## Begin Data supplied

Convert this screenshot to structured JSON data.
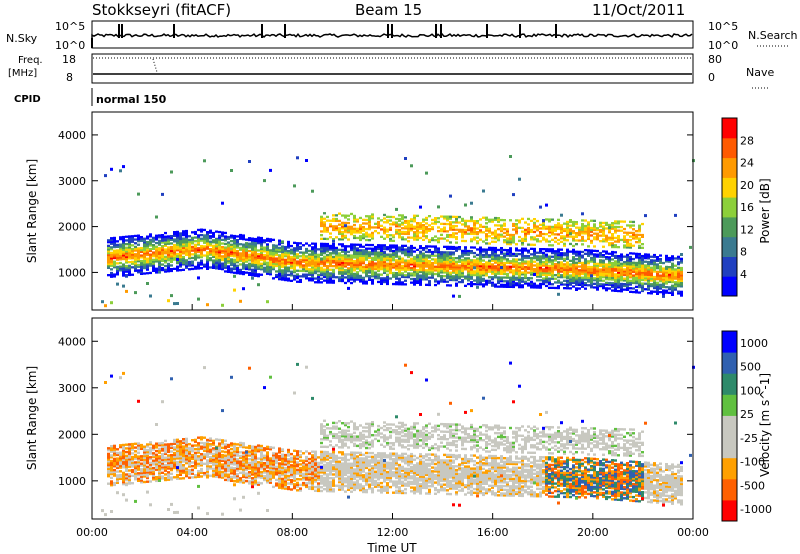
{
  "header": {
    "station": "Stokkseyri (fitACF)",
    "beam": "Beam 15",
    "date": "11/Oct/2011"
  },
  "panels": {
    "nsky": {
      "label": "N.Sky",
      "tick_top": "10^5",
      "tick_bottom": "10^0",
      "right_label": "N.Search",
      "right_top": "10^5",
      "right_bottom": "10^0"
    },
    "freq": {
      "label_line1": "Freq.",
      "label_line2": "[MHz]",
      "tick_top": "18",
      "tick_bottom": "8",
      "right_label": "Nave",
      "right_top": "80",
      "right_bottom": "0"
    },
    "cpid": {
      "label": "CPID",
      "value": "normal 150"
    }
  },
  "colors": {
    "power": [
      "#0000ff",
      "#2040c0",
      "#3a7a90",
      "#4c9a5a",
      "#8ccf3a",
      "#ffd200",
      "#ff9a00",
      "#ff5a00",
      "#ff0000"
    ],
    "velocity": [
      "#ff0000",
      "#ff6000",
      "#ffa000",
      "#c8c8c0",
      "#c8c8c0",
      "#60c040",
      "#2e8a6a",
      "#3060b0",
      "#0000ff"
    ]
  },
  "chart_data": [
    {
      "type": "heatmap",
      "name": "power",
      "ylabel": "Slant Range [km]",
      "xlim": [
        "00:00",
        "24:00"
      ],
      "ylim": [
        180,
        4500
      ],
      "y_ticks": [
        1000,
        2000,
        3000,
        4000
      ],
      "colorbar": {
        "label": "Power [dB]",
        "ticks": [
          4,
          8,
          12,
          16,
          20,
          24,
          28
        ],
        "range": [
          0,
          32
        ]
      },
      "echo_bands": [
        {
          "from_hour": 0.5,
          "to_hour": 23.5,
          "center_km": [
            1300,
            1500,
            1200,
            1150,
            1100,
            1050,
            900
          ],
          "value": "24-32 dB"
        },
        {
          "from_hour": 9,
          "to_hour": 22,
          "center_km": [
            2000,
            1900,
            1800
          ],
          "value": "12-20 dB"
        }
      ]
    },
    {
      "type": "heatmap",
      "name": "velocity",
      "ylabel": "Slant Range [km]",
      "xlabel": "Time UT",
      "x_ticks": [
        "00:00",
        "04:00",
        "08:00",
        "12:00",
        "16:00",
        "20:00",
        "00:00"
      ],
      "ylim": [
        180,
        4500
      ],
      "y_ticks": [
        1000,
        2000,
        3000,
        4000
      ],
      "colorbar": {
        "label": "Velocity [m s^-1]",
        "ticks": [
          "1000",
          "500",
          "100",
          "25",
          "-25",
          "-100",
          "-500",
          "-1000"
        ]
      }
    }
  ]
}
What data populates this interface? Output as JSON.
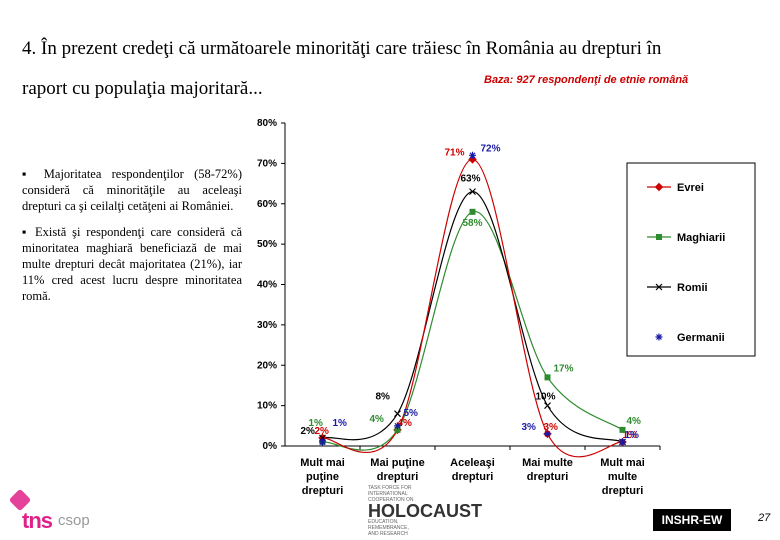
{
  "slide": {
    "title_line1": "4. În prezent credeţi că următoarele minorităţi care trăiesc în România au drepturi în",
    "title_line2": "raport cu populaţia majoritară...",
    "base_note": "Baza: 927 respondenţi de etnie română",
    "bullet1": "▪ Majoritatea respondenţilor (58-72%) consideră că minorităţile au aceleaşi drepturi ca şi ceilalţi cetăţeni ai României.",
    "bullet2": "▪ Există şi respondenţi care consideră că minoritatea maghiară beneficiază de mai multe drepturi decât majoritatea (21%), iar 11% cred acest lucru despre minoritatea romă.",
    "logo_tns": "tns",
    "logo_csop": "csop",
    "taskforce_line1": "TASK FORCE FOR INTERNATIONAL COOPERATION ON",
    "taskforce_big": "HOLOCAUST",
    "taskforce_line2": "EDUCATION, REMEMBRANCE, AND RESEARCH",
    "badge": "INSHR-EW",
    "page_number": "27"
  },
  "chart_data": {
    "type": "line",
    "title": "",
    "xlabel": "",
    "ylabel": "",
    "ylim": [
      0,
      80
    ],
    "yticks": [
      "0%",
      "10%",
      "20%",
      "30%",
      "40%",
      "50%",
      "60%",
      "70%",
      "80%"
    ],
    "categories": [
      "Mult mai puţine drepturi",
      "Mai puţine drepturi",
      "Aceleaşi drepturi",
      "Mai multe drepturi",
      "Mult mai multe drepturi"
    ],
    "grid": false,
    "legend_position": "right",
    "series": [
      {
        "name": "Evrei",
        "color": "#cc0000",
        "marker": "diamond",
        "values": [
          2,
          4,
          71,
          3,
          1
        ],
        "labels": [
          "2%",
          "4%",
          "71%",
          "3%",
          "1%"
        ]
      },
      {
        "name": "Maghiarii",
        "color": "#2e8b2e",
        "marker": "square",
        "values": [
          1,
          4,
          58,
          17,
          4
        ],
        "labels": [
          "1%",
          "4%",
          "58%",
          "17%",
          "4%"
        ]
      },
      {
        "name": "Romii",
        "color": "#000000",
        "marker": "x",
        "values": [
          2,
          8,
          63,
          10,
          1
        ],
        "labels": [
          "2%",
          "8%",
          "63%",
          "10%",
          ""
        ]
      },
      {
        "name": "Germanii",
        "color": "#1a1aa6",
        "marker": "star",
        "values": [
          1,
          5,
          72,
          3,
          1
        ],
        "labels": [
          "1%",
          "5%",
          "72%",
          "3%",
          "1%"
        ]
      }
    ]
  }
}
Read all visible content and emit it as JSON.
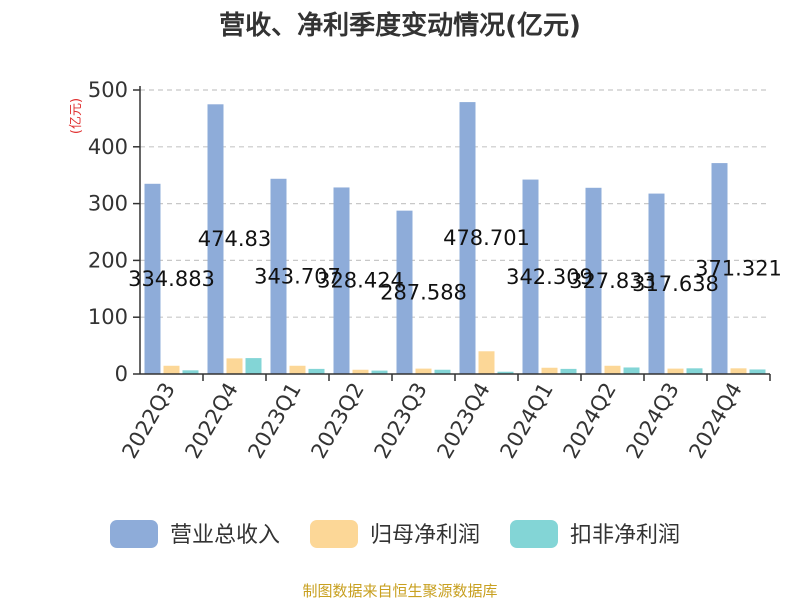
{
  "chart_data": {
    "type": "bar",
    "title": "营收、净利季度变动情况(亿元)",
    "unit_label": "(亿元)",
    "categories": [
      "2022Q3",
      "2022Q4",
      "2023Q1",
      "2023Q2",
      "2023Q3",
      "2023Q4",
      "2024Q1",
      "2024Q2",
      "2024Q3",
      "2024Q4"
    ],
    "ylim": [
      0,
      500
    ],
    "yticks": [
      "0",
      "100",
      "200",
      "300",
      "400",
      "500"
    ],
    "grid": true,
    "legend_position": "bottom",
    "series": [
      {
        "name": "营业总收入",
        "color": "#8eacd9",
        "values": [
          334.883,
          474.83,
          343.707,
          328.424,
          287.588,
          478.701,
          342.309,
          327.833,
          317.638,
          371.321
        ],
        "labels": [
          "334.883",
          "474.83",
          "343.707",
          "328.424",
          "287.588",
          "478.701",
          "342.309",
          "327.833",
          "317.638",
          "371.321"
        ]
      },
      {
        "name": "归母净利润",
        "color": "#fcd797",
        "values": [
          14.5,
          27.5,
          14.5,
          7.5,
          9.5,
          40.0,
          11.0,
          14.5,
          9.5,
          10.0
        ]
      },
      {
        "name": "扣非净利润",
        "color": "#83d5d6",
        "values": [
          6.5,
          28.0,
          9.0,
          6.0,
          7.5,
          4.0,
          9.0,
          11.5,
          10.0,
          8.0
        ]
      }
    ]
  },
  "source": "制图数据来自恒生聚源数据库"
}
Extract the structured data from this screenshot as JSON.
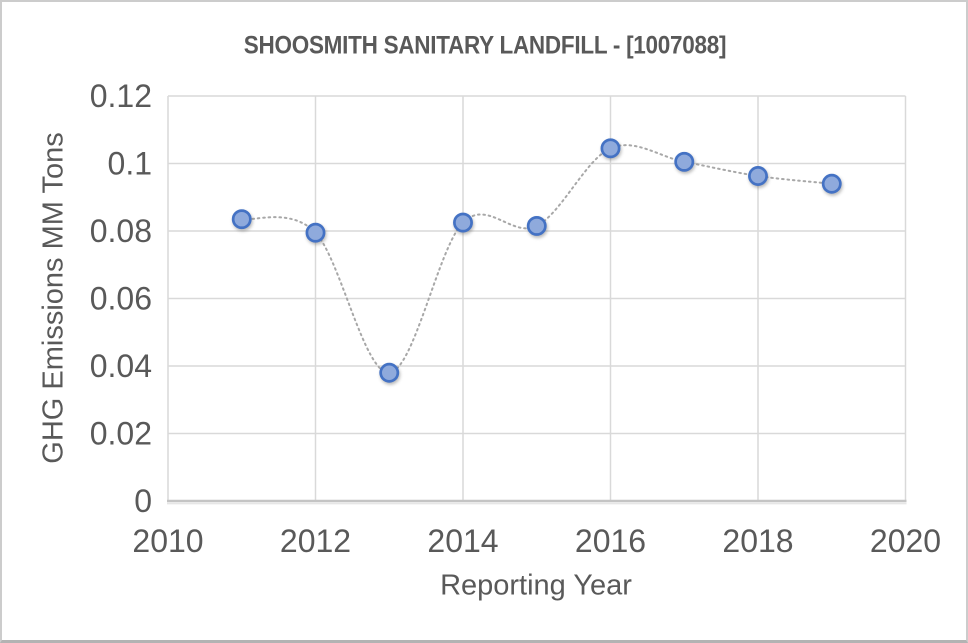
{
  "frame": {
    "background": "#ffffff",
    "border_color": "#cccccc",
    "border_bottom_color": "#b3b3b3"
  },
  "chart_data": {
    "type": "scatter",
    "title": "SHOOSMITH SANITARY LANDFILL - [1007088]",
    "xlabel": "Reporting Year",
    "ylabel": "GHG Emissions MM Tons",
    "x": [
      2011,
      2012,
      2013,
      2014,
      2015,
      2016,
      2017,
      2018,
      2019
    ],
    "y": [
      0.0835,
      0.0795,
      0.038,
      0.0825,
      0.0815,
      0.1045,
      0.1005,
      0.0963,
      0.094
    ],
    "xlim": [
      2010,
      2020
    ],
    "ylim": [
      0,
      0.12
    ],
    "x_ticks": [
      "2010",
      "2012",
      "2014",
      "2016",
      "2018",
      "2020"
    ],
    "y_ticks": [
      "0",
      "0.02",
      "0.04",
      "0.06",
      "0.08",
      "0.1",
      "0.12"
    ],
    "grid": true,
    "legend": false,
    "line_style": "dotted-smooth",
    "marker": "circle",
    "colors": {
      "marker_fill": "#8faadc",
      "marker_stroke": "#4472c4",
      "line": "#a8a8a8",
      "grid": "#d9d9d9",
      "axis_line": "#c4c4c4",
      "text": "#595959"
    }
  }
}
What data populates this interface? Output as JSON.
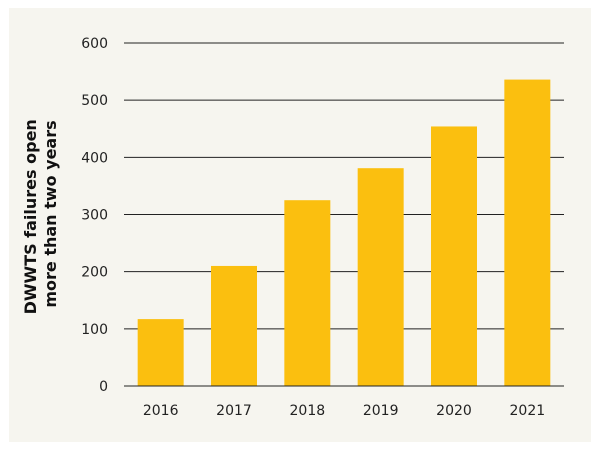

## End Data supplied

#### What to do:
Retype word for word the span of lines above that begins with the line containing "Extract the structured" and ends with the last line of the records; skip all pictures.

#### Solution to the problem:
Extract the structured data from this screenshot as JSON.
{
  "frame": {
    "background": "#ffffff",
    "border_color": "#cccccc",
    "border_bottom_color": "#b3b3b3"
  },
  "chart_data": {
    "type": "scatter",
    "title": "SHOOSMITH SANITARY LANDFILL - [1007088]",
    "xlabel": "Reporting Year",
    "ylabel": "GHG Emissions MM Tons",
    "x": [
      2011,
      2012,
      2013,
      2014,
      2015,
      2016,
      2017,
      2018,
      2019
    ],
    "y": [
      0.0835,
      0.0795,
      0.038,
      0.0825,
      0.0815,
      0.1045,
      0.1005,
      0.0963,
      0.094
    ],
    "xlim": [
      2010,
      2020
    ],
    "ylim": [
      0,
      0.12
    ],
    "x_ticks": [
      "2010",
      "2012",
      "2014",
      "2016",
      "2018",
      "2020"
    ],
    "y_ticks": [
      "0",
      "0.02",
      "0.04",
      "0.06",
      "0.08",
      "0.1",
      "0.12"
    ],
    "grid": true,
    "legend": false,
    "line_style": "dotted-smooth",
    "marker": "circle",
    "colors": {
      "marker_fill": "#8faadc",
      "marker_stroke": "#4472c4",
      "line": "#a8a8a8",
      "grid": "#d9d9d9",
      "axis_line": "#c4c4c4",
      "text": "#595959"
    }
  }
}
What data populates this interface? Output as JSON.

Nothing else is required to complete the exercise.